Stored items
________________________________________
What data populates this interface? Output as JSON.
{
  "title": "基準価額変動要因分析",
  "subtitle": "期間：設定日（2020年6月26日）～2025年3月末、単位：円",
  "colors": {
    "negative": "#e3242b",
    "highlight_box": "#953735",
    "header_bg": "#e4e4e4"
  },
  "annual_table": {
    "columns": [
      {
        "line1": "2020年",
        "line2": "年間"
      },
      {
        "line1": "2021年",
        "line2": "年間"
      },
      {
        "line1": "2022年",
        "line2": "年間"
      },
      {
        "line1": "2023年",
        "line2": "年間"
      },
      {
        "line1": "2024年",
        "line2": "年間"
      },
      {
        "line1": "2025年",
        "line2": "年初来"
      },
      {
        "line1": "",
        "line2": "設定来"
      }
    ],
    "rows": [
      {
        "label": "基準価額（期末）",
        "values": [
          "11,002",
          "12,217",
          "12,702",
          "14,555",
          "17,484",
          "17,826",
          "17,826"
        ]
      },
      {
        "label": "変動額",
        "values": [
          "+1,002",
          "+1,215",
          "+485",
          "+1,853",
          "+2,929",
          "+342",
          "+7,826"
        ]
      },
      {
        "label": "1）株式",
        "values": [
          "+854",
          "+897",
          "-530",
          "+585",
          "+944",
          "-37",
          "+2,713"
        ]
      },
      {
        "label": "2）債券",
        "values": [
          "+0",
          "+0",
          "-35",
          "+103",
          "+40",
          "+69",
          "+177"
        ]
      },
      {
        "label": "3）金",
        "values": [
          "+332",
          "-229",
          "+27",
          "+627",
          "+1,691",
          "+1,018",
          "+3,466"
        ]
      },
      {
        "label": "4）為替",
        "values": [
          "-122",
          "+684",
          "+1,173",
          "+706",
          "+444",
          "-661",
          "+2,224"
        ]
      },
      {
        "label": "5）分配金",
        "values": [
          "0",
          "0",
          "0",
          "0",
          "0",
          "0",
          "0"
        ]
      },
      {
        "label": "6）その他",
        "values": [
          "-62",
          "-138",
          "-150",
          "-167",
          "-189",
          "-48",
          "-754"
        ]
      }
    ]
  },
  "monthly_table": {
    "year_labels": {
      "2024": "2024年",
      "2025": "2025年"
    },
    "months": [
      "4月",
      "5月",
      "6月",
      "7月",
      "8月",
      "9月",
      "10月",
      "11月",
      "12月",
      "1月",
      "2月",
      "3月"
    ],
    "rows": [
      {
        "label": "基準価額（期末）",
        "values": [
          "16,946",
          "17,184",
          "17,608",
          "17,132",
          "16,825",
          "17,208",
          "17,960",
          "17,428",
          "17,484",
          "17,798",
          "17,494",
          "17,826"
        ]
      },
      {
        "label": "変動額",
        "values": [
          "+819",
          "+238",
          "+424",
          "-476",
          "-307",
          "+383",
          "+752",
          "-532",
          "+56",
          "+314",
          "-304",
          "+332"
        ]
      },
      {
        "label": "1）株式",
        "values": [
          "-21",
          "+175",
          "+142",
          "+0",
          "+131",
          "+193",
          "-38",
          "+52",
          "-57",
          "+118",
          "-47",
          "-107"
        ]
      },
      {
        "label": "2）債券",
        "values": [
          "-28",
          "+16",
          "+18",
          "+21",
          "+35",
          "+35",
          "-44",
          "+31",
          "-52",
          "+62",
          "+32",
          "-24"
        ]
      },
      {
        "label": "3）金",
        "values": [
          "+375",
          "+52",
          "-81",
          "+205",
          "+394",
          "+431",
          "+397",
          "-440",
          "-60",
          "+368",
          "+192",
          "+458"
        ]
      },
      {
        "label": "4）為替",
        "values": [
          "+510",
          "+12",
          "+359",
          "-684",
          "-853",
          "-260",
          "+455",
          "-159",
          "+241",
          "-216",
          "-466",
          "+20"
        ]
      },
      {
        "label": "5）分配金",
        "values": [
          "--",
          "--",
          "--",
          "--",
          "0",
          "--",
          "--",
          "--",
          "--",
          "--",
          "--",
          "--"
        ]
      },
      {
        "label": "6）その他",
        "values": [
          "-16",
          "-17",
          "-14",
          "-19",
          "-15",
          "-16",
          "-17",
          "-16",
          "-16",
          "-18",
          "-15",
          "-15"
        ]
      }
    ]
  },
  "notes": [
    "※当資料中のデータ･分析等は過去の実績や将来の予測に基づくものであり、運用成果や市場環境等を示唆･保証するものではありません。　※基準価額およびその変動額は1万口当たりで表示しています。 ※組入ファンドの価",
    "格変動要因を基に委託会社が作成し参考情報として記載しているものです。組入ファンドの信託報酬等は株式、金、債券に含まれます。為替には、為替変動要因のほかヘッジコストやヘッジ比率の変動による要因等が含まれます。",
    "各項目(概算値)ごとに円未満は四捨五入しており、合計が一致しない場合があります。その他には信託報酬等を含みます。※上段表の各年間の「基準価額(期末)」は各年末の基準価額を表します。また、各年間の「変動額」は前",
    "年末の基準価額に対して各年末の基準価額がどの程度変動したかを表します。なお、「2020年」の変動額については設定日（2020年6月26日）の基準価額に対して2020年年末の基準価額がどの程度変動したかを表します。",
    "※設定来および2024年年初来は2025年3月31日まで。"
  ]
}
________________________________________
Could you transcribe the records in full, exactly?

▸ **THE OUTPUT**
What data populates this interface? Output as JSON.
{
  "title": "基準価額変動要因分析",
  "subtitle": "期間：設定日（2020年6月26日）～2025年3月末、単位：円",
  "colors": {
    "negative": "#e3242b",
    "highlight_box": "#953735",
    "header_bg": "#e4e4e4"
  },
  "annual_table": {
    "columns": [
      {
        "line1": "2020年",
        "line2": "年間"
      },
      {
        "line1": "2021年",
        "line2": "年間"
      },
      {
        "line1": "2022年",
        "line2": "年間"
      },
      {
        "line1": "2023年",
        "line2": "年間"
      },
      {
        "line1": "2024年",
        "line2": "年間"
      },
      {
        "line1": "2025年",
        "line2": "年初来"
      },
      {
        "line1": "",
        "line2": "設定来"
      }
    ],
    "rows": [
      {
        "label": "基準価額（期末）",
        "values": [
          "11,002",
          "12,217",
          "12,702",
          "14,555",
          "17,484",
          "17,826",
          "17,826"
        ]
      },
      {
        "label": "変動額",
        "values": [
          "+1,002",
          "+1,215",
          "+485",
          "+1,853",
          "+2,929",
          "+342",
          "+7,826"
        ]
      },
      {
        "label": "1）株式",
        "values": [
          "+854",
          "+897",
          "-530",
          "+585",
          "+944",
          "-37",
          "+2,713"
        ]
      },
      {
        "label": "2）債券",
        "values": [
          "+0",
          "+0",
          "-35",
          "+103",
          "+40",
          "+69",
          "+177"
        ]
      },
      {
        "label": "3）金",
        "values": [
          "+332",
          "-229",
          "+27",
          "+627",
          "+1,691",
          "+1,018",
          "+3,466"
        ]
      },
      {
        "label": "4）為替",
        "values": [
          "-122",
          "+684",
          "+1,173",
          "+706",
          "+444",
          "-661",
          "+2,224"
        ]
      },
      {
        "label": "5）分配金",
        "values": [
          "0",
          "0",
          "0",
          "0",
          "0",
          "0",
          "0"
        ]
      },
      {
        "label": "6）その他",
        "values": [
          "-62",
          "-138",
          "-150",
          "-167",
          "-189",
          "-48",
          "-754"
        ]
      }
    ]
  },
  "monthly_table": {
    "year_labels": {
      "2024": "2024年",
      "2025": "2025年"
    },
    "months": [
      "4月",
      "5月",
      "6月",
      "7月",
      "8月",
      "9月",
      "10月",
      "11月",
      "12月",
      "1月",
      "2月",
      "3月"
    ],
    "rows": [
      {
        "label": "基準価額（期末）",
        "values": [
          "16,946",
          "17,184",
          "17,608",
          "17,132",
          "16,825",
          "17,208",
          "17,960",
          "17,428",
          "17,484",
          "17,798",
          "17,494",
          "17,826"
        ]
      },
      {
        "label": "変動額",
        "values": [
          "+819",
          "+238",
          "+424",
          "-476",
          "-307",
          "+383",
          "+752",
          "-532",
          "+56",
          "+314",
          "-304",
          "+332"
        ]
      },
      {
        "label": "1）株式",
        "values": [
          "-21",
          "+175",
          "+142",
          "+0",
          "+131",
          "+193",
          "-38",
          "+52",
          "-57",
          "+118",
          "-47",
          "-107"
        ]
      },
      {
        "label": "2）債券",
        "values": [
          "-28",
          "+16",
          "+18",
          "+21",
          "+35",
          "+35",
          "-44",
          "+31",
          "-52",
          "+62",
          "+32",
          "-24"
        ]
      },
      {
        "label": "3）金",
        "values": [
          "+375",
          "+52",
          "-81",
          "+205",
          "+394",
          "+431",
          "+397",
          "-440",
          "-60",
          "+368",
          "+192",
          "+458"
        ]
      },
      {
        "label": "4）為替",
        "values": [
          "+510",
          "+12",
          "+359",
          "-684",
          "-853",
          "-260",
          "+455",
          "-159",
          "+241",
          "-216",
          "-466",
          "+20"
        ]
      },
      {
        "label": "5）分配金",
        "values": [
          "--",
          "--",
          "--",
          "--",
          "0",
          "--",
          "--",
          "--",
          "--",
          "--",
          "--",
          "--"
        ]
      },
      {
        "label": "6）その他",
        "values": [
          "-16",
          "-17",
          "-14",
          "-19",
          "-15",
          "-16",
          "-17",
          "-16",
          "-16",
          "-18",
          "-15",
          "-15"
        ]
      }
    ]
  },
  "notes": [
    "※当資料中のデータ･分析等は過去の実績や将来の予測に基づくものであり、運用成果や市場環境等を示唆･保証するものではありません。　※基準価額およびその変動額は1万口当たりで表示しています。 ※組入ファンドの価",
    "格変動要因を基に委託会社が作成し参考情報として記載しているものです。組入ファンドの信託報酬等は株式、金、債券に含まれます。為替には、為替変動要因のほかヘッジコストやヘッジ比率の変動による要因等が含まれます。",
    "各項目(概算値)ごとに円未満は四捨五入しており、合計が一致しない場合があります。その他には信託報酬等を含みます。※上段表の各年間の「基準価額(期末)」は各年末の基準価額を表します。また、各年間の「変動額」は前",
    "年末の基準価額に対して各年末の基準価額がどの程度変動したかを表します。なお、「2020年」の変動額については設定日（2020年6月26日）の基準価額に対して2020年年末の基準価額がどの程度変動したかを表します。",
    "※設定来および2024年年初来は2025年3月31日まで。"
  ]
}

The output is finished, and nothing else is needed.